Stored records:
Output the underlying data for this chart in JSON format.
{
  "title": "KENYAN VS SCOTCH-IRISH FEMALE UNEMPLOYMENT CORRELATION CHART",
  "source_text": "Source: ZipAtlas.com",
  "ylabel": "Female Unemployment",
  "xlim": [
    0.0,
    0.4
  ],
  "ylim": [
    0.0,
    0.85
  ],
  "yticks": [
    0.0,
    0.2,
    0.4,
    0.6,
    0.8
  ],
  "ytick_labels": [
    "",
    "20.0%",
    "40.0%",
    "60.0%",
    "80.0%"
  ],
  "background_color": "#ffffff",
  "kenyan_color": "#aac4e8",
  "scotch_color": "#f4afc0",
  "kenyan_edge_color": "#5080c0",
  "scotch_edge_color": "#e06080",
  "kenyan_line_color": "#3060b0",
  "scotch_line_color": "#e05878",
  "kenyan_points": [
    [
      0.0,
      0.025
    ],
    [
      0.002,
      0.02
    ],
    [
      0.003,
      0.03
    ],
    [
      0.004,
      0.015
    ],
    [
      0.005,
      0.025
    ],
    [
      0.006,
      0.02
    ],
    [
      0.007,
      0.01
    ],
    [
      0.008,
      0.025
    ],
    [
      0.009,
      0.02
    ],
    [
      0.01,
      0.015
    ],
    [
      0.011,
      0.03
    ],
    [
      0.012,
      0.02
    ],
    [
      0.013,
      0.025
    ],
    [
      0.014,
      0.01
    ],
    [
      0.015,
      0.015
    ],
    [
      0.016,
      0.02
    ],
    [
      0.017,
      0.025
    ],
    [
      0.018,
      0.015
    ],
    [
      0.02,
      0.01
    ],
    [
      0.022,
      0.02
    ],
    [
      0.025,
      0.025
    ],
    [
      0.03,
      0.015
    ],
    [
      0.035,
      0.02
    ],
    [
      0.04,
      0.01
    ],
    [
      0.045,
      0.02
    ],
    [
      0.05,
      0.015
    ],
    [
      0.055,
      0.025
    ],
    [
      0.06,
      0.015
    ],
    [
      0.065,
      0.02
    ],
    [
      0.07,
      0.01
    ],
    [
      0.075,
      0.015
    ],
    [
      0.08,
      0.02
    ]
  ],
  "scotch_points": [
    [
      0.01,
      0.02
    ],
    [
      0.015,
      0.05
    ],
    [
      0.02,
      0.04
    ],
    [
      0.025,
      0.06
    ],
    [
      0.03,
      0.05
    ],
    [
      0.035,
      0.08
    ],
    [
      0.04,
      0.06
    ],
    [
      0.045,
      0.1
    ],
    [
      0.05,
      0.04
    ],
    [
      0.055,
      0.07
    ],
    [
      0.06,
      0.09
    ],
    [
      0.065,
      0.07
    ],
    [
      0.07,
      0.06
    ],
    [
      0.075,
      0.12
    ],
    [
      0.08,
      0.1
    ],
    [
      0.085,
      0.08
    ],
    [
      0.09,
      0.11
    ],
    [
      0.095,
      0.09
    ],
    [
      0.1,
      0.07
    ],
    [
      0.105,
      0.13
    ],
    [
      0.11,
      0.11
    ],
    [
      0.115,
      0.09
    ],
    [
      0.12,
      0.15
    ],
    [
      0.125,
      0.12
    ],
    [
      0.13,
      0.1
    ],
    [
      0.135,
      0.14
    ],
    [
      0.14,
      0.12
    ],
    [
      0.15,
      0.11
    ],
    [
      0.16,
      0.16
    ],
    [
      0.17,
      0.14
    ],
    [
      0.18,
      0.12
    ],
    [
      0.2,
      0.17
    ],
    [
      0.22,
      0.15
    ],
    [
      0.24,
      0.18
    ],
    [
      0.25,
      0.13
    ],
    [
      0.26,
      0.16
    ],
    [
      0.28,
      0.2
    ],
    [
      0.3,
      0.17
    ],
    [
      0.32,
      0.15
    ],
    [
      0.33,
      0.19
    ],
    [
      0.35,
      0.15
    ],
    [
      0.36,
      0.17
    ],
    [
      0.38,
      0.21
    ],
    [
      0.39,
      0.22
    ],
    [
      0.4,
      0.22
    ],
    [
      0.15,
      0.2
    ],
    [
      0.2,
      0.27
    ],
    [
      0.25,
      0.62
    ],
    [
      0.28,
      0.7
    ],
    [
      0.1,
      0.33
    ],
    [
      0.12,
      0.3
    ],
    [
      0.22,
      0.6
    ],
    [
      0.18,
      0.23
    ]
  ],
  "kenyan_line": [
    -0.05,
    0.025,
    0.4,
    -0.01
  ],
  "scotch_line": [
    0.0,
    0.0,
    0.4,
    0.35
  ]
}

--

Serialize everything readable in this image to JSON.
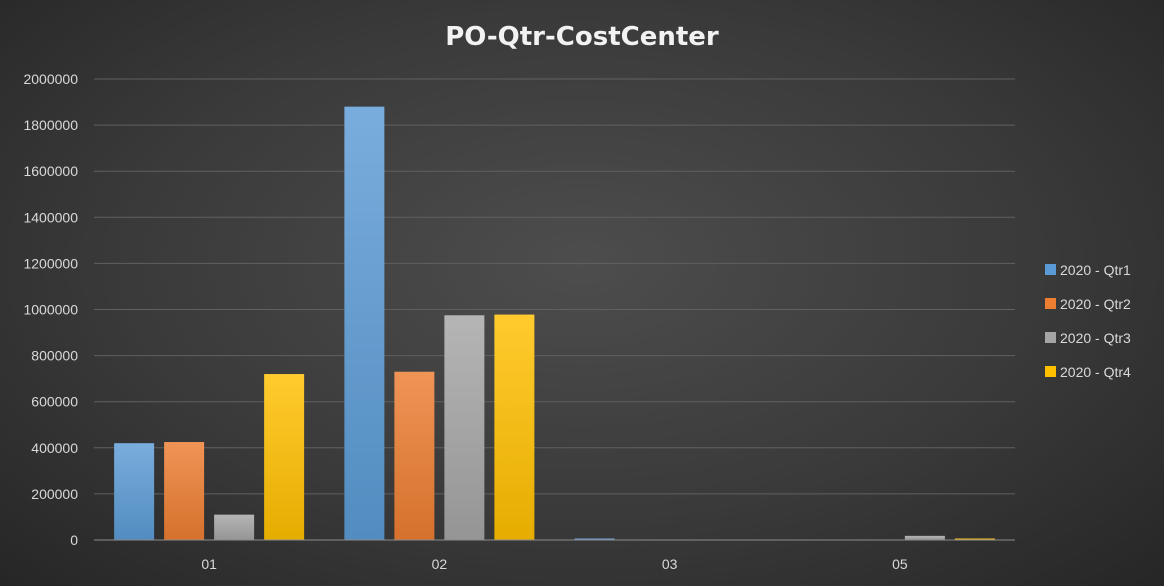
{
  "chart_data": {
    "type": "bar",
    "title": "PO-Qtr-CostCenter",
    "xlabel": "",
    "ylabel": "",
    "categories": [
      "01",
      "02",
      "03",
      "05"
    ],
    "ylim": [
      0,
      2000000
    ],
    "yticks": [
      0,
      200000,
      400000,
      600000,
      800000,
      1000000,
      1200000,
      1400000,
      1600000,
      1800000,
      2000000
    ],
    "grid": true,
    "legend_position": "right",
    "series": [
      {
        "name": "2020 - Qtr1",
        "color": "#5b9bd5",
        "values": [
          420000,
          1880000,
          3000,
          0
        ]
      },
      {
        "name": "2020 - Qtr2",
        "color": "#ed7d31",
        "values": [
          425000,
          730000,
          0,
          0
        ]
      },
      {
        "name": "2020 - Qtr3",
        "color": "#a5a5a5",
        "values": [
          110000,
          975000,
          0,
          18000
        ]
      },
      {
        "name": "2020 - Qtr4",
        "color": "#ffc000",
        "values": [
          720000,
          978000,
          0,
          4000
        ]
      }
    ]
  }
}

...

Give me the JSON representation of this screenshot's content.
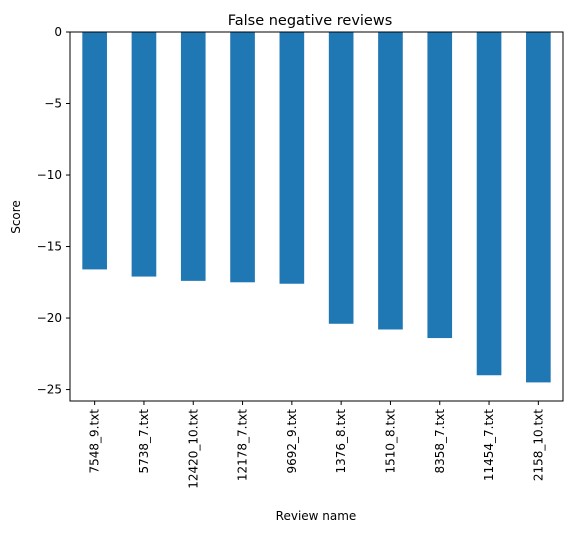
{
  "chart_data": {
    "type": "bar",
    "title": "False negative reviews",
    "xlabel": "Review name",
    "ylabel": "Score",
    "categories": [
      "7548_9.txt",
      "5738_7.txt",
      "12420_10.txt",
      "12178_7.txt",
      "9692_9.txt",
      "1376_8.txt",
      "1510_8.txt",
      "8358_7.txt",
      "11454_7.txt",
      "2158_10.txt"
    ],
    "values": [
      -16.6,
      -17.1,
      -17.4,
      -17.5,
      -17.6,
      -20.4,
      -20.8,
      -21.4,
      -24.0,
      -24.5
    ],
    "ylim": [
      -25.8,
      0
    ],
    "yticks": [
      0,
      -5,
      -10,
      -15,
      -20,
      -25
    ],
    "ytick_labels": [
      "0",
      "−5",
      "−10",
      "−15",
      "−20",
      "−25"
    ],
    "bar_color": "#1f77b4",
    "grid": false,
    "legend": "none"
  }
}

What to do:
Pick every line with "ylabel" in it and copy it.

Solution to this exercise:
  "ylabel": "Female Unemployment",
    "ylabel": "",
    "ylabel": "Score",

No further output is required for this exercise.